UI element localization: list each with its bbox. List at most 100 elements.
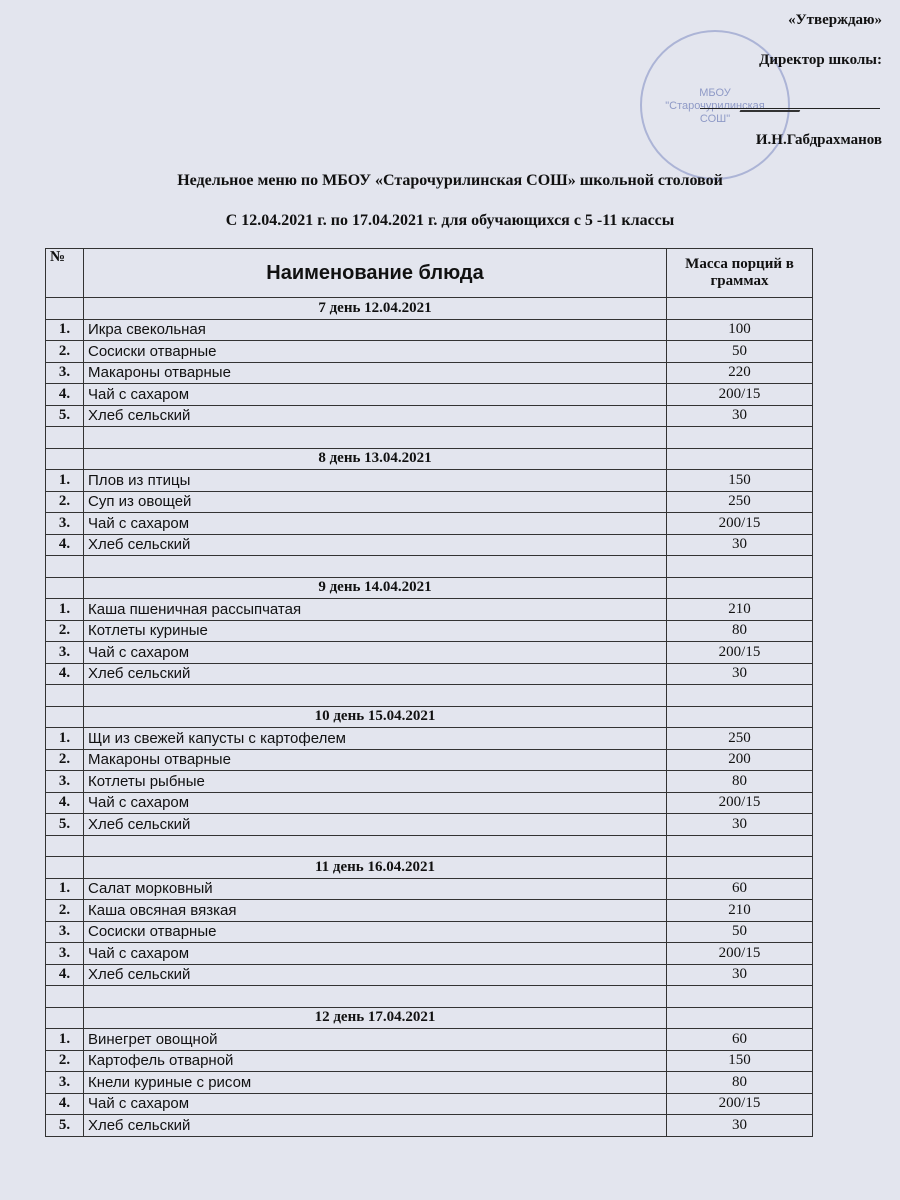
empty-cell [45, 426, 84, 449]
item-mass: 30 [666, 533, 813, 556]
item-row: 3. Котлеты рыбные 80 [45, 770, 813, 793]
item-row: 1. Икра свекольная 100 [45, 318, 813, 341]
day-title: 7 день 12.04.2021 [83, 297, 667, 320]
item-name: Щи из свежей капусты с картофелем [83, 727, 667, 750]
item-number: 1. [45, 877, 84, 900]
item-name: Чай с сахаром [83, 512, 667, 535]
item-name: Сосиски отварные [83, 920, 667, 943]
day-row: 12 день 17.04.2021 [45, 1006, 813, 1029]
item-row: 5. Хлеб сельский 30 [45, 813, 813, 836]
subtitle: С 12.04.2021 г. по 17.04.2021 г. для обу… [225, 212, 675, 229]
empty-cell [83, 834, 667, 857]
item-name: Котлеты рыбные [83, 770, 667, 793]
item-name: Хлеб сельский [83, 963, 667, 986]
item-name: Икра свекольная [83, 318, 667, 341]
item-row: 3. Чай с сахаром 200/15 [45, 512, 813, 535]
day-title: 11 день 16.04.2021 [83, 856, 667, 879]
title: Недельное меню по МБОУ «Старочурилинская… [177, 172, 723, 189]
empty-cell [45, 555, 84, 578]
item-mass: 150 [666, 1049, 813, 1072]
item-number: 1. [45, 727, 84, 750]
item-number: 3. [45, 920, 84, 943]
item-number: 5. [45, 813, 84, 836]
approval-position: Директор школы: [759, 52, 882, 68]
item-mass: 250 [666, 727, 813, 750]
item-mass: 30 [666, 662, 813, 685]
item-mass: 200/15 [666, 942, 813, 965]
item-name: Чай с сахаром [83, 383, 667, 406]
empty-row [45, 684, 813, 707]
empty-cell [45, 856, 84, 879]
item-mass: 60 [666, 877, 813, 900]
item-mass: 200/15 [666, 383, 813, 406]
item-name: Чай с сахаром [83, 1092, 667, 1115]
empty-cell [83, 684, 667, 707]
item-row: 4. Хлеб сельский 30 [45, 662, 813, 685]
item-number: 2. [45, 490, 84, 513]
menu-table: № Наименование блюда Масса порций в грам… [45, 248, 813, 1137]
day-row: 7 день 12.04.2021 [45, 297, 813, 320]
empty-cell [666, 985, 813, 1008]
item-row: 4. Хлеб сельский 30 [45, 533, 813, 556]
empty-cell [666, 1006, 813, 1029]
item-name: Котлеты куриные [83, 619, 667, 642]
stamp-text: МБОУ [699, 87, 731, 99]
item-row: 2. Каша овсяная вязкая 210 [45, 899, 813, 922]
item-number: 5. [45, 404, 84, 427]
item-mass: 80 [666, 1071, 813, 1094]
item-row: 3. Чай с сахаром 200/15 [45, 942, 813, 965]
item-number: 1. [45, 1028, 84, 1051]
item-name: Чай с сахаром [83, 942, 667, 965]
empty-cell [45, 705, 84, 728]
empty-cell [83, 426, 667, 449]
item-row: 1. Винегрет овощной 60 [45, 1028, 813, 1051]
item-mass: 200/15 [666, 791, 813, 814]
item-row: 1. Каша пшеничная рассыпчатая 210 [45, 598, 813, 621]
item-row: 1. Салат морковный 60 [45, 877, 813, 900]
item-number: 3. [45, 641, 84, 664]
empty-cell [45, 447, 84, 470]
item-mass: 150 [666, 469, 813, 492]
item-name: Хлеб сельский [83, 662, 667, 685]
item-name: Каша овсяная вязкая [83, 899, 667, 922]
item-mass: 200/15 [666, 512, 813, 535]
empty-cell [666, 705, 813, 728]
item-number: 1. [45, 318, 84, 341]
item-mass: 210 [666, 598, 813, 621]
empty-row [45, 834, 813, 857]
item-number: 2. [45, 899, 84, 922]
empty-cell [666, 447, 813, 470]
item-mass: 200 [666, 748, 813, 771]
item-row: 4. Чай с сахаром 200/15 [45, 791, 813, 814]
item-mass: 30 [666, 963, 813, 986]
item-number: 4. [45, 791, 84, 814]
item-number: 5. [45, 1114, 84, 1137]
item-mass: 30 [666, 404, 813, 427]
item-number: 2. [45, 619, 84, 642]
item-mass: 200/15 [666, 641, 813, 664]
empty-cell [83, 555, 667, 578]
item-row: 3. Чай с сахаром 200/15 [45, 641, 813, 664]
item-number: 2. [45, 1049, 84, 1072]
item-name: Каша пшеничная рассыпчатая [83, 598, 667, 621]
item-name: Кнели куриные с рисом [83, 1071, 667, 1094]
item-number: 4. [45, 533, 84, 556]
stamp-text: СОШ" [699, 113, 731, 125]
header-row: № Наименование блюда Масса порций в грам… [45, 248, 813, 298]
item-name: Суп из овощей [83, 490, 667, 513]
day-title: 9 день 14.04.2021 [83, 576, 667, 599]
item-mass: 50 [666, 340, 813, 363]
table-body: 7 день 12.04.2021 1. Икра свекольная 100 2. С… [45, 297, 813, 1137]
item-mass: 50 [666, 920, 813, 943]
stamp: МБОУ "Старочурилинская СОШ" [640, 30, 790, 180]
item-row: 2. Суп из овощей 250 [45, 490, 813, 513]
empty-cell [666, 834, 813, 857]
item-mass: 30 [666, 813, 813, 836]
item-name: Хлеб сельский [83, 404, 667, 427]
day-title: 8 день 13.04.2021 [83, 447, 667, 470]
item-mass: 60 [666, 1028, 813, 1051]
item-number: 4. [45, 383, 84, 406]
day-title: 10 день 15.04.2021 [83, 705, 667, 728]
item-number: 3. [45, 942, 84, 965]
item-number: 3. [45, 1071, 84, 1094]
=-=-=-=-=
■ Your instructions
Turn everything from the entry containing "empty-cell [45, 426, 84, 449]" down to the entry containing "item-name: Чай с сахаром [83, 383, 667, 406]" into a JSON list of strings, one string per line, leaving out blank lines.

■ Task response
[
  "empty-cell [45, 426, 84, 449]",
  "item-mass: 30 [666, 533, 813, 556]",
  "item-row: 3. Котлеты рыбные 80 [45, 770, 813, 793]",
  "item-row: 1. Икра свекольная 100 [45, 318, 813, 341]",
  "day-title: 7 день 12.04.2021 [83, 297, 667, 320]",
  "item-name: Щи из свежей капусты с картофелем [83, 727, 667, 750]",
  "item-number: 1. [45, 877, 84, 900]",
  "item-name: Чай с сахаром [83, 512, 667, 535]",
  "item-name: Сосиски отварные [83, 920, 667, 943]",
  "day-row: 12 день 17.04.2021 [45, 1006, 813, 1029]",
  "item-row: 5. Хлеб сельский 30 [45, 813, 813, 836]",
  "subtitle: С 12.04.2021 г. по 17.04.2021 г. для обу… [225, 212, 675, 229]",
  "empty-cell [83, 834, 667, 857]",
  "item-name: Котлеты рыбные [83, 770, 667, 793]",
  "item-name: Хлеб сельский [83, 963, 667, 986]",
  "item-name: Икра свекольная [83, 318, 667, 341]",
  "item-row: 3. Чай с сахаром 200/15 [45, 512, 813, 535]",
  "day-title: 11 день 16.04.2021 [83, 856, 667, 879]",
  "title: Недельное меню по МБОУ «Старочурилинская… [177, 172, 723, 189]",
  "empty-cell [45, 555, 84, 578]",
  "item-mass: 150 [666, 1049, 813, 1072]",
  "item-number: 1. [45, 727, 84, 750]",
  "item-number: 3. [45, 920, 84, 943]",
  "item-number: 5. [45, 813, 84, 836]",
  "approval-position: Директор школы: [759, 52, 882, 68]",
  "item-mass: 250 [666, 727, 813, 750]",
  "item-mass: 30 [666, 662, 813, 685]",
  "item-mass: 200/15 [666, 942, 813, 965]",
  "item-name: Чай с сахаром [83, 383, 667, 406]"
]